Dataset rows:
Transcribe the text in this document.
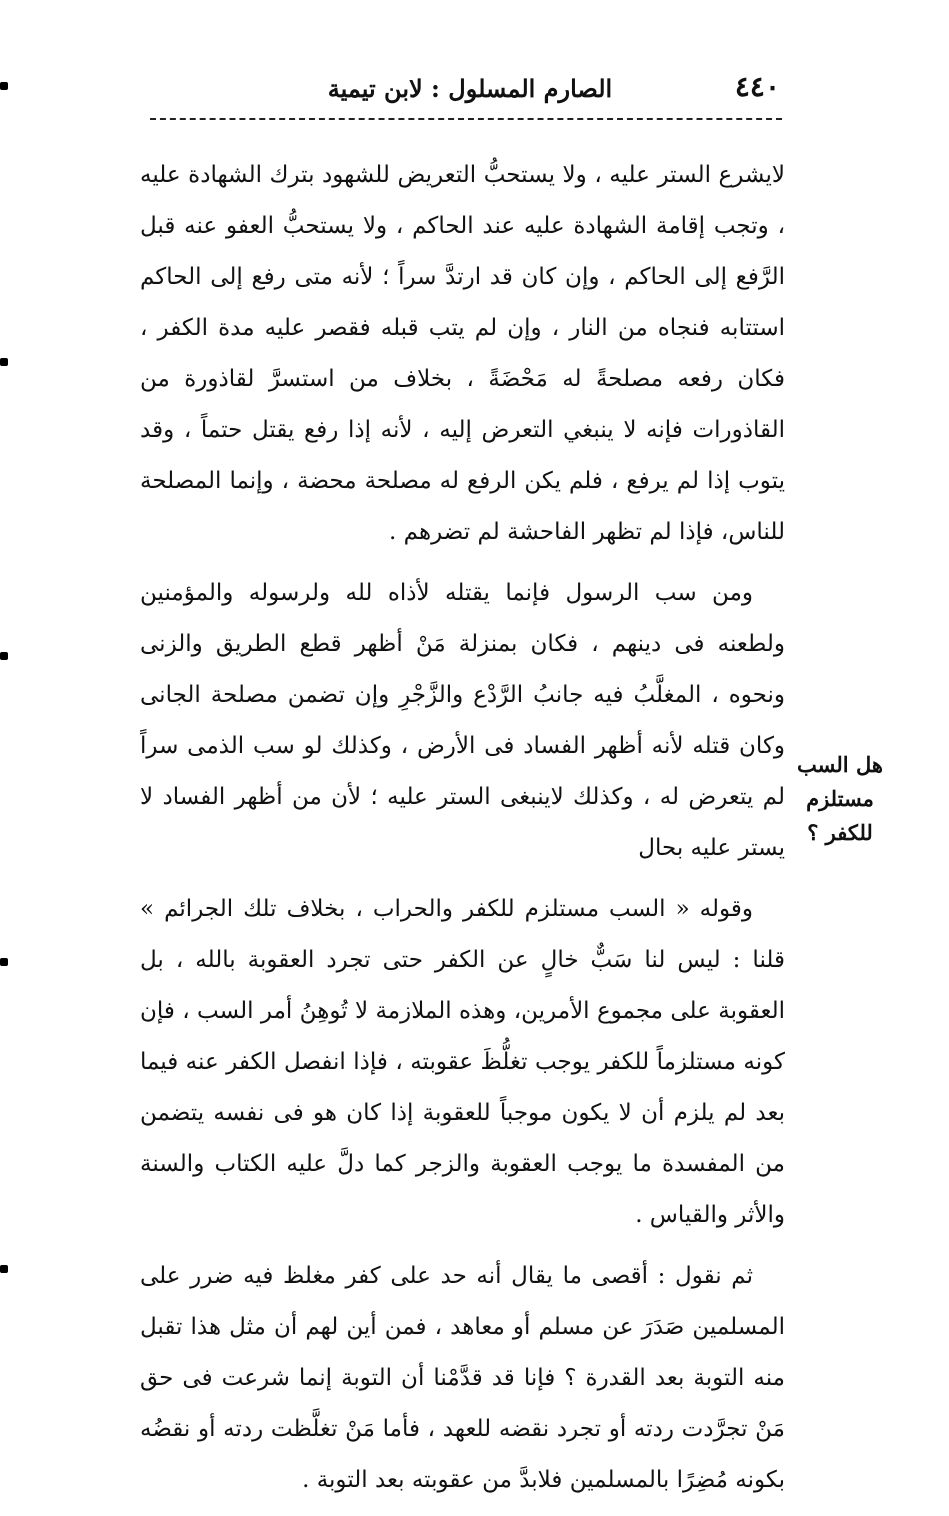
٤٤٠
الصارم المسلول : لابن تيمية
هل السب مستلزم للكفر ؟

لايشرع الستر عليه ، ولا يستحبُّ التعريض للشهود بترك الشهادة عليه ، وتجب إقامة الشهادة عليه عند الحاكم ، ولا يستحبُّ العفو عنه قبل الرَّفع إلى الحاكم ، وإن كان قد ارتدَّ سراً ؛ لأنه متى رفع إلى الحاكم استتابه فنجاه من النار ، وإن لم يتب قبله فقصر عليه مدة الكفر ، فكان رفعه مصلحةً له مَحْضَةً ، بخلاف من استسرَّ لقاذورة من القاذورات فإنه لا ينبغي التعرض إليه ، لأنه إذا رفع يقتل حتماً ، وقد يتوب إذا لم يرفع ، فلم يكن الرفع له مصلحة محضة ، وإنما المصلحة للناس، فإذا لم تظهر الفاحشة لم تضرهم .

ومن سب الرسول فإنما يقتله لأذاه لله ولرسوله والمؤمنين ولطعنه فى دينهم ، فكان بمنزلة مَنْ أظهر قطع الطريق والزنى ونحوه ، المغلَّبُ فيه جانبُ الرَّدْع والزَّجْرِ وإن تضمن مصلحة الجانى وكان قتله لأنه أظهر الفساد فى الأرض ، وكذلك لو سب الذمى سراً لم يتعرض له ، وكذلك لاينبغى الستر عليه ؛ لأن من أظهر الفساد لا يستر عليه بحال

وقوله « السب مستلزم للكفر والحراب ، بخلاف تلك الجرائم » قلنا : ليس لنا سَبٌّ خالٍ عن الكفر حتى تجرد العقوبة بالله ، بل العقوبة على مجموع الأمرين، وهذه الملازمة لا تُوهِنُ أمر السب ، فإن كونه مستلزماً للكفر يوجب تغلُّظَ عقوبته ، فإذا انفصل الكفر عنه فيما بعد لم يلزم أن لا يكون موجباً للعقوبة إذا كان هو فى نفسه يتضمن من المفسدة ما يوجب العقوبة والزجر كما دلَّ عليه الكتاب والسنة والأثر والقياس .

ثم نقول : أقصى ما يقال أنه حد على كفر مغلظ فيه ضرر على المسلمين صَدَرَ عن مسلم أو معاهد ، فمن أين لهم أن مثل هذا تقبل منه التوبة بعد القدرة ؟ فإنا قد قدَّمْنا أن التوبة إنما شرعت فى حق مَنْ تجرَّدت ردته أو تجرد نقضه للعهد ، فأما مَنْ تغلَّظت ردته أو نقضُه بكونه مُضِرًا بالمسلمين فلابدَّ من عقوبته بعد التوبة .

The exercise: Report only the number of lines that hold the string "للكفر" in this listing.

Output: 2